[Recorded data]
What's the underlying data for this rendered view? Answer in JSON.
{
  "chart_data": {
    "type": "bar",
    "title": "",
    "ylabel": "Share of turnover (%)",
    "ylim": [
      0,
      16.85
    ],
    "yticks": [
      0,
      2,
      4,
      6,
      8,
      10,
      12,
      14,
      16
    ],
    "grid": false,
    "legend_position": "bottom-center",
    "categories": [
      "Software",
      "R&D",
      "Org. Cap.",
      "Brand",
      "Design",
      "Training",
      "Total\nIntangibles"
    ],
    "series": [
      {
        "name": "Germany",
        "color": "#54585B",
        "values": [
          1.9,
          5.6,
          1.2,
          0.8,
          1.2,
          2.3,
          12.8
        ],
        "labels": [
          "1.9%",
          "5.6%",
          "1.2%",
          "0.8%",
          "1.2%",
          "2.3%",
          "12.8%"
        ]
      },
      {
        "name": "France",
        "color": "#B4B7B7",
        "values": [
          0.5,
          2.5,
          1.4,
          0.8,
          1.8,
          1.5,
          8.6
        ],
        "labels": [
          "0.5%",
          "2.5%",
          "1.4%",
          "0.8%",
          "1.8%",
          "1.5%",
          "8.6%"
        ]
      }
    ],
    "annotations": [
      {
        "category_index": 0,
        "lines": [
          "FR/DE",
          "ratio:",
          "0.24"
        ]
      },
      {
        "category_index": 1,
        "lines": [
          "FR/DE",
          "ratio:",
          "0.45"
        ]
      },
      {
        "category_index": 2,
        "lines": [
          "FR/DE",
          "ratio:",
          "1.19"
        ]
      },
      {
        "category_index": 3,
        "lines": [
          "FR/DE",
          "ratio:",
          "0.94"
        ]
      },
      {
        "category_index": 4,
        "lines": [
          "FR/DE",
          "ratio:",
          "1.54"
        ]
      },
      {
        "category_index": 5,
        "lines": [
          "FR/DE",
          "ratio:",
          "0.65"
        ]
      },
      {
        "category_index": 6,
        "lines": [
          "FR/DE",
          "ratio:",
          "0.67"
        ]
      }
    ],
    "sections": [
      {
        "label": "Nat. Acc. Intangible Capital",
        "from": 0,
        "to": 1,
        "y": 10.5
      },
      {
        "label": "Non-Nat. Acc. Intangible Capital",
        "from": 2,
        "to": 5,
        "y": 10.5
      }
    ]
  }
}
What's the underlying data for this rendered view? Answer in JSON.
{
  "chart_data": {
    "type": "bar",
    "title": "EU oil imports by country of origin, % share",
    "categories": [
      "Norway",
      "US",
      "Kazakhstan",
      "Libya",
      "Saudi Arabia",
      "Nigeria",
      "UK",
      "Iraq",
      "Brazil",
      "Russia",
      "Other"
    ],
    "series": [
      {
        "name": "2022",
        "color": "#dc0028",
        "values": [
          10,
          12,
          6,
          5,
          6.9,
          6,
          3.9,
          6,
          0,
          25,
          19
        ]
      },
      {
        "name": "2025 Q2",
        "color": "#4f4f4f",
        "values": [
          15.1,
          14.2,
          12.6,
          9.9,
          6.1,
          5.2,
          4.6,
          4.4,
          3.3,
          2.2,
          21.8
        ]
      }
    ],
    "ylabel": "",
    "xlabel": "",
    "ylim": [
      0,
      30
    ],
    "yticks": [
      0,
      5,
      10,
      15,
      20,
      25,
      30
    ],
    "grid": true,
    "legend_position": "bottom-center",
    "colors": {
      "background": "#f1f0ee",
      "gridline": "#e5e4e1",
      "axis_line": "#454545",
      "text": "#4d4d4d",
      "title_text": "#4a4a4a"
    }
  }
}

SET PROBLEM:
Restate every entry word for word.

TASK OUTPUT:
What's the underlying data for this rendered view? Answer in JSON.
{
  "chart_data": {
    "type": "bar",
    "title": "",
    "ylabel": "Share of turnover (%)",
    "ylim": [
      0,
      16.85
    ],
    "yticks": [
      0,
      2,
      4,
      6,
      8,
      10,
      12,
      14,
      16
    ],
    "grid": false,
    "legend_position": "bottom-center",
    "categories": [
      "Software",
      "R&D",
      "Org. Cap.",
      "Brand",
      "Design",
      "Training",
      "Total\nIntangibles"
    ],
    "series": [
      {
        "name": "Germany",
        "color": "#54585B",
        "values": [
          1.9,
          5.6,
          1.2,
          0.8,
          1.2,
          2.3,
          12.8
        ],
        "labels": [
          "1.9%",
          "5.6%",
          "1.2%",
          "0.8%",
          "1.2%",
          "2.3%",
          "12.8%"
        ]
      },
      {
        "name": "France",
        "color": "#B4B7B7",
        "values": [
          0.5,
          2.5,
          1.4,
          0.8,
          1.8,
          1.5,
          8.6
        ],
        "labels": [
          "0.5%",
          "2.5%",
          "1.4%",
          "0.8%",
          "1.8%",
          "1.5%",
          "8.6%"
        ]
      }
    ],
    "annotations": [
      {
        "category_index": 0,
        "lines": [
          "FR/DE",
          "ratio:",
          "0.24"
        ]
      },
      {
        "category_index": 1,
        "lines": [
          "FR/DE",
          "ratio:",
          "0.45"
        ]
      },
      {
        "category_index": 2,
        "lines": [
          "FR/DE",
          "ratio:",
          "1.19"
        ]
      },
      {
        "category_index": 3,
        "lines": [
          "FR/DE",
          "ratio:",
          "0.94"
        ]
      },
      {
        "category_index": 4,
        "lines": [
          "FR/DE",
          "ratio:",
          "1.54"
        ]
      },
      {
        "category_index": 5,
        "lines": [
          "FR/DE",
          "ratio:",
          "0.65"
        ]
      },
      {
        "category_index": 6,
        "lines": [
          "FR/DE",
          "ratio:",
          "0.67"
        ]
      }
    ],
    "sections": [
      {
        "label": "Nat. Acc. Intangible Capital",
        "from": 0,
        "to": 1,
        "y": 10.5
      },
      {
        "label": "Non-Nat. Acc. Intangible Capital",
        "from": 2,
        "to": 5,
        "y": 10.5
      }
    ]
  }
}
What's the underlying data for this rendered view? Answer in JSON.
{
  "chart_data": {
    "type": "bar",
    "title": "EU oil imports by country of origin, % share",
    "categories": [
      "Norway",
      "US",
      "Kazakhstan",
      "Libya",
      "Saudi Arabia",
      "Nigeria",
      "UK",
      "Iraq",
      "Brazil",
      "Russia",
      "Other"
    ],
    "series": [
      {
        "name": "2022",
        "color": "#dc0028",
        "values": [
          10,
          12,
          6,
          5,
          6.9,
          6,
          3.9,
          6,
          0,
          25,
          19
        ]
      },
      {
        "name": "2025 Q2",
        "color": "#4f4f4f",
        "values": [
          15.1,
          14.2,
          12.6,
          9.9,
          6.1,
          5.2,
          4.6,
          4.4,
          3.3,
          2.2,
          21.8
        ]
      }
    ],
    "ylabel": "",
    "xlabel": "",
    "ylim": [
      0,
      30
    ],
    "yticks": [
      0,
      5,
      10,
      15,
      20,
      25,
      30
    ],
    "grid": true,
    "legend_position": "bottom-center",
    "colors": {
      "background": "#f1f0ee",
      "gridline": "#e5e4e1",
      "axis_line": "#454545",
      "text": "#4d4d4d",
      "title_text": "#4a4a4a"
    }
  }
}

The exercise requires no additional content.